EXERCISE PASSAGE
***

So he sat or paced in his headquarters, a tangle of nerves. The incoming reports provided only sketchy information. When the radio went quiet, Chiarelli left his air-conditioned tent to grab a quick smoke, a habit he had reacquired since arriving in Iraq. He knew that his staff was taking its cues from him, and tried to keep his composure. He told them not to keep pestering the battalion for updates; the battalion didn’t need headquarters making their lives more difficult. Walking outside, Chiarelli called Dempsey by cell phone. “I know my guys are in good hands with you, Marty,” he said.
But in Sadr City the rescue was failing. Minutes after the first call for help, three convoys of Humvees and trucks sped out of War Eagle. As soon as they entered Sadr City black-clad fighters crouched on rooftops unleashed a torrent of fire that tore through their unarmored vehicles, forcing them all to turn back. In one instance sixteen soldiers traveling in an open-bed truck had been cut to ribbons. One was dead and all the rest were wounded. Colonel Abrams called Chiarelli from War Eagle and gave him a preliminary casualty count, warning that the numbers were going to rise. Start sending dustoff helicopters for the wounded, the colonel advised, and keep them coming. At War Eagle’s makeshift aid station casualties were everywhere, some on stretchers and some on bare ground.
Out in the city a rescue effort consisting of seven tanks broke through to the stranded soldiers. Of the original nineteen soldiers who had been ambushed, seven were wounded and one was dead. Seven rescuers were killed and more than sixty were wounded, most by shrapnel and bullets that tore through their vehicles. About 500 Sadr supporters died during the two-hour fight.
That night, as the casualty toll was still climbing, Chiarelli stepped outside his headquarters tent, his eyes welling in the dark. He thought about the families who would shortly be notified that their sons and husbands were dead. He thought about Beth, who, as the wife of the division commander, had the difficult job of doing what she could to ease the pain of those families. And he thought about his mission. No one had imagined his men would be in full-scale battles on the streets of Baghdad. There had been only one major attack on U.S. troops in Sadr City the previous year. What was happening? “You didn’t expect to be in that kind of fight,” he recalled.
He went back inside and placed a call to General Eric Shinseki, the retired former chief of the Army who had been belittled by Bush administration officials for suggesting that it would take several hundred thousand troops to stabilize Iraq. Shinseki had been one of Chiarelli’s mentors and as much as anybody was responsible for his rise to command of the 1st Cavalry Division. No one was at Shinseki’s home back in the States, so he left a message, his voice choking up on the answering machine. “Sir, I just wanted to tell you we got into a really hard fight. I wanted you to hear it from me.”

***

Page segmentation data
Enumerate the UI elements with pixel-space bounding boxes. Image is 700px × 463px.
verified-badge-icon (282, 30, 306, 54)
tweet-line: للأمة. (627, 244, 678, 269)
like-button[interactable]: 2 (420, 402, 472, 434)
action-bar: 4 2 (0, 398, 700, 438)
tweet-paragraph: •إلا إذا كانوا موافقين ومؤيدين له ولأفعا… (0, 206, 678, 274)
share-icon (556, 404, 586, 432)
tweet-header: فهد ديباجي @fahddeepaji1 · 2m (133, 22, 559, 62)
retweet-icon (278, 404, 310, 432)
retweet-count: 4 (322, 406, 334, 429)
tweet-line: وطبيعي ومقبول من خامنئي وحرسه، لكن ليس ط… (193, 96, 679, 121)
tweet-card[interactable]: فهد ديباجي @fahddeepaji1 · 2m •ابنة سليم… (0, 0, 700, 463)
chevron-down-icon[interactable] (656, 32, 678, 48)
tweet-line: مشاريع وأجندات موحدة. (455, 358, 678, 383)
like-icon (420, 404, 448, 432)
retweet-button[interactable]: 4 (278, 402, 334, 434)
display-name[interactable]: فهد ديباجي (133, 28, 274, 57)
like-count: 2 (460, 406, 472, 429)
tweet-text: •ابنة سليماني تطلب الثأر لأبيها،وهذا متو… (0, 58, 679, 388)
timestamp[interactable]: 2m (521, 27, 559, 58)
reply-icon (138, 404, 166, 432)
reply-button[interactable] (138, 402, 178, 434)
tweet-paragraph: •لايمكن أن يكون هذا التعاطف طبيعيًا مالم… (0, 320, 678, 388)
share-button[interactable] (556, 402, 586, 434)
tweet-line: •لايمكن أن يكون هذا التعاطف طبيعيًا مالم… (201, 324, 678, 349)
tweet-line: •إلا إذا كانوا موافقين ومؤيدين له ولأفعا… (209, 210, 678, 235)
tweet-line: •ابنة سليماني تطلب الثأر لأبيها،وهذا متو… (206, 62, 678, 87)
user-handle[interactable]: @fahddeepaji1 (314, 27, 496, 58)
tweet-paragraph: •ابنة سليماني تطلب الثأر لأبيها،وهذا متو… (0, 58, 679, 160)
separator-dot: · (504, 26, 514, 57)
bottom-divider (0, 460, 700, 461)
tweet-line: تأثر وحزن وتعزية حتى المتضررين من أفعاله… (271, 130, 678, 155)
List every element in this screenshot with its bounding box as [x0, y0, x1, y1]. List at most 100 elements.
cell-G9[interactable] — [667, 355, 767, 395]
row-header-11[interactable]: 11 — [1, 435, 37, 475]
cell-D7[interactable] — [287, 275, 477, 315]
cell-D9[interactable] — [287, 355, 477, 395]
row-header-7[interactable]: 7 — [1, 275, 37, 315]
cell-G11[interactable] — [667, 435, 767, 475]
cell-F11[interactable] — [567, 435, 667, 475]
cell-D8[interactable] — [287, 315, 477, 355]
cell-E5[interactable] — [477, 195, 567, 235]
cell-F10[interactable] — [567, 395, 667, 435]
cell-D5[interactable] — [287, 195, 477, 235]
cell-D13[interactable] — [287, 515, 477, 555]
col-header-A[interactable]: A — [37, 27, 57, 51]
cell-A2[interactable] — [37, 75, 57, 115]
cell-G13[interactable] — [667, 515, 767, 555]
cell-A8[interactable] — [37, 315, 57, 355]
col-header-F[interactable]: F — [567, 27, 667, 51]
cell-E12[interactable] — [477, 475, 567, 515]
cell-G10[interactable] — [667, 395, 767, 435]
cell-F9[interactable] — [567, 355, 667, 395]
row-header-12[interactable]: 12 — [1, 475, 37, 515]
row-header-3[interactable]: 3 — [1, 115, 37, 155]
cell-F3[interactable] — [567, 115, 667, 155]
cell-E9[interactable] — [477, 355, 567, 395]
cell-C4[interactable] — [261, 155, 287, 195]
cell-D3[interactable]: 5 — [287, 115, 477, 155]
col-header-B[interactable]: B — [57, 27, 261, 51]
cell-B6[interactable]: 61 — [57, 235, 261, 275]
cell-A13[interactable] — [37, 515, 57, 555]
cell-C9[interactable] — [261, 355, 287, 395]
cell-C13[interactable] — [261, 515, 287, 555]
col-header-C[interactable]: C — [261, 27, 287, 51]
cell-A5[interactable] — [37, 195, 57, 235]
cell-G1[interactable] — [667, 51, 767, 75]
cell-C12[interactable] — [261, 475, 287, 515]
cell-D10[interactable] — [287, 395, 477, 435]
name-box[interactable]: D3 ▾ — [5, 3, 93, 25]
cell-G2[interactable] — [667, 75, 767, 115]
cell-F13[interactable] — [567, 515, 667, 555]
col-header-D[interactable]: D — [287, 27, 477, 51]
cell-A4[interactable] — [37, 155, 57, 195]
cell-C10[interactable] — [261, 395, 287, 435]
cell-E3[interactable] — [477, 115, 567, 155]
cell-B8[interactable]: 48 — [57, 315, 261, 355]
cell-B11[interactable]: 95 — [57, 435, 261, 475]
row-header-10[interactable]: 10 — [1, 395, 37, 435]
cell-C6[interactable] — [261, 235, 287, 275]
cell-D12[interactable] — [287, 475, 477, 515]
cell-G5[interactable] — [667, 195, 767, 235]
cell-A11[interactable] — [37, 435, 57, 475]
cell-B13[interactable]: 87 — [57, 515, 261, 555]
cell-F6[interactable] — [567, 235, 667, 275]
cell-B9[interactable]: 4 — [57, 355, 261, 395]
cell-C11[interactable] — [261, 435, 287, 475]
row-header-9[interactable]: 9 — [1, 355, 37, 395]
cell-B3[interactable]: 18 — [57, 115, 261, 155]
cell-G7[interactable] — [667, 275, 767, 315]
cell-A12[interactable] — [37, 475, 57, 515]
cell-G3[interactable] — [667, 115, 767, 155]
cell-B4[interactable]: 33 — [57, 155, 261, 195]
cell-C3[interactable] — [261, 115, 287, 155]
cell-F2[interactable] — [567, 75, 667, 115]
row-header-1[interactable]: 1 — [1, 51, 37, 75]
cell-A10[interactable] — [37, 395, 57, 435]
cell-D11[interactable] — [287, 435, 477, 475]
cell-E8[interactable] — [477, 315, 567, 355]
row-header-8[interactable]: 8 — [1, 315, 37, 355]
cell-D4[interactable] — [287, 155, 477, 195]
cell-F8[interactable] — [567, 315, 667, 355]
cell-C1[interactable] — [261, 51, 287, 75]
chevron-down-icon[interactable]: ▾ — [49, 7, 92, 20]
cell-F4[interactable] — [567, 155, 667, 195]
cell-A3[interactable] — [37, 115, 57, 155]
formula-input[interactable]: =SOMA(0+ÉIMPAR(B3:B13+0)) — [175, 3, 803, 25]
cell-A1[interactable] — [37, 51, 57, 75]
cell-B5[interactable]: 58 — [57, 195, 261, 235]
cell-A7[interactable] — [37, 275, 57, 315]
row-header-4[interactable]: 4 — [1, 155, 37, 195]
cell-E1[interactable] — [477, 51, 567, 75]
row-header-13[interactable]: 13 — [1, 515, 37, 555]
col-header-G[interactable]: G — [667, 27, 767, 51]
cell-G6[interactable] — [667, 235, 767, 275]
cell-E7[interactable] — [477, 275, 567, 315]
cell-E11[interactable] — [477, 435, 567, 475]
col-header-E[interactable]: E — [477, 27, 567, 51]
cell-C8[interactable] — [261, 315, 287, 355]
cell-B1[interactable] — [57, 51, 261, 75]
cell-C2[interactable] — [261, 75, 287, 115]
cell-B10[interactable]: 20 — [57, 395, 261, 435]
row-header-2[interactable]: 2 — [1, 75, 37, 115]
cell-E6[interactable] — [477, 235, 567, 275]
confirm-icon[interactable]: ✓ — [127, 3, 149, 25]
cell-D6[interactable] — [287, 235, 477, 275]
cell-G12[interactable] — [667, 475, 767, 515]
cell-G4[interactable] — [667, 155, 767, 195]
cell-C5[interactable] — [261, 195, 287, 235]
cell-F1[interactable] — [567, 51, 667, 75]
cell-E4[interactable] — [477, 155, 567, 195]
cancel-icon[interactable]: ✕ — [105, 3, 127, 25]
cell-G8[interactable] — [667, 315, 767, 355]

***

EXERCISE AIM
In the passage about the Sadr City battle, how many of the rescuers sent to reach the stranded soldiers were killed?

EXPECTED OUTPUT
Seven rescuers were killed.